Stated task: Select every line below containing the word "вдоль".

Input material:

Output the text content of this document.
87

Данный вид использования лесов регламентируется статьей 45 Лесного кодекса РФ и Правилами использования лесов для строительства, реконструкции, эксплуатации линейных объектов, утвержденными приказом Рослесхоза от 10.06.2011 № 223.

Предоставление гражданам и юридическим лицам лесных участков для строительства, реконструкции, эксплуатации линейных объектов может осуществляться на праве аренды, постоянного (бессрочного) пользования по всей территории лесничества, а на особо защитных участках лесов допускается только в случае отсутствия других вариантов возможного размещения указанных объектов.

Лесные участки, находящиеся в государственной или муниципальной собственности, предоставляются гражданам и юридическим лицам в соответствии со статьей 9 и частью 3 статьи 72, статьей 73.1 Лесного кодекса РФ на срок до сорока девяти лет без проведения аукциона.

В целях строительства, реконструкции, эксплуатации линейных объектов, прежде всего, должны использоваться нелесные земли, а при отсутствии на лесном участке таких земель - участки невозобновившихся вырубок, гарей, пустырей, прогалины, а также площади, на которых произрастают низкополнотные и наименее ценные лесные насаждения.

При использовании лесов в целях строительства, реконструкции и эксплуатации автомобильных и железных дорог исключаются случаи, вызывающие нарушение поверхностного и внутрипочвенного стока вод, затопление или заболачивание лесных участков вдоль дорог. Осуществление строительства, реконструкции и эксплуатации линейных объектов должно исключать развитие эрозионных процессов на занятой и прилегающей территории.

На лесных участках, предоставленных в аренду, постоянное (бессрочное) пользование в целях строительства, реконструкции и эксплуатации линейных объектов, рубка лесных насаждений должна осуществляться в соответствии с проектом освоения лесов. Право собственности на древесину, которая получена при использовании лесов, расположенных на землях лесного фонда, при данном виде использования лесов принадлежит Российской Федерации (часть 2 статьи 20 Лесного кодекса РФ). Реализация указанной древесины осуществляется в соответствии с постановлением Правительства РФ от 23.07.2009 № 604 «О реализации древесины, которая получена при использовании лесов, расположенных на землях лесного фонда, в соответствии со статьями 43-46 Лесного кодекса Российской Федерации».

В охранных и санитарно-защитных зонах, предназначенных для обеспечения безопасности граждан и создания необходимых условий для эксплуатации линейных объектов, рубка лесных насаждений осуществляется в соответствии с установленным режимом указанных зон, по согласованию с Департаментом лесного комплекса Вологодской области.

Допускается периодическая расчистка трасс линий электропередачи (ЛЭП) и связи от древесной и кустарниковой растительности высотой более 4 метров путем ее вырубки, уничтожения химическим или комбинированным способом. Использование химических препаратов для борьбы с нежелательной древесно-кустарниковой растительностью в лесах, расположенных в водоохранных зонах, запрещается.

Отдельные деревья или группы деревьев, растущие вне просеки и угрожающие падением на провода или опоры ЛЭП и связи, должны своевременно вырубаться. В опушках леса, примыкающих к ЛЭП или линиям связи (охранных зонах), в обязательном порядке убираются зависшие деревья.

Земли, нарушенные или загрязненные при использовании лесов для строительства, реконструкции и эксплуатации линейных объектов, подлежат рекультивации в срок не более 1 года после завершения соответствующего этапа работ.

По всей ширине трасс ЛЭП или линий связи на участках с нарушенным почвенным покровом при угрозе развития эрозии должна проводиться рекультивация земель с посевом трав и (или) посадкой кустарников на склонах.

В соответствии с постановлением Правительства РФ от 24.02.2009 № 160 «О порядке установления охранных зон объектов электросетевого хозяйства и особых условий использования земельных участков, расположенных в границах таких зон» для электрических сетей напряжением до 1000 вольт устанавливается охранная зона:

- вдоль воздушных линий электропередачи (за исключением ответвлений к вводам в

Exercise answer:
При использовании лесов в целях строительства, реконструкции и эксплуатации автомобильных и железных дорог исключаются случаи, вызывающие нарушение поверхностного и внутрипочвенного стока вод, затопление или заболачивание лесных участков вдоль дорог. Осуществление строительства, реконструкции и эксплуатации линейных объектов должно исключать развитие эрозионных процессов на занятой и прилегающей территории.
- вдоль воздушных линий электропередачи (за исключением ответвлений к вводам в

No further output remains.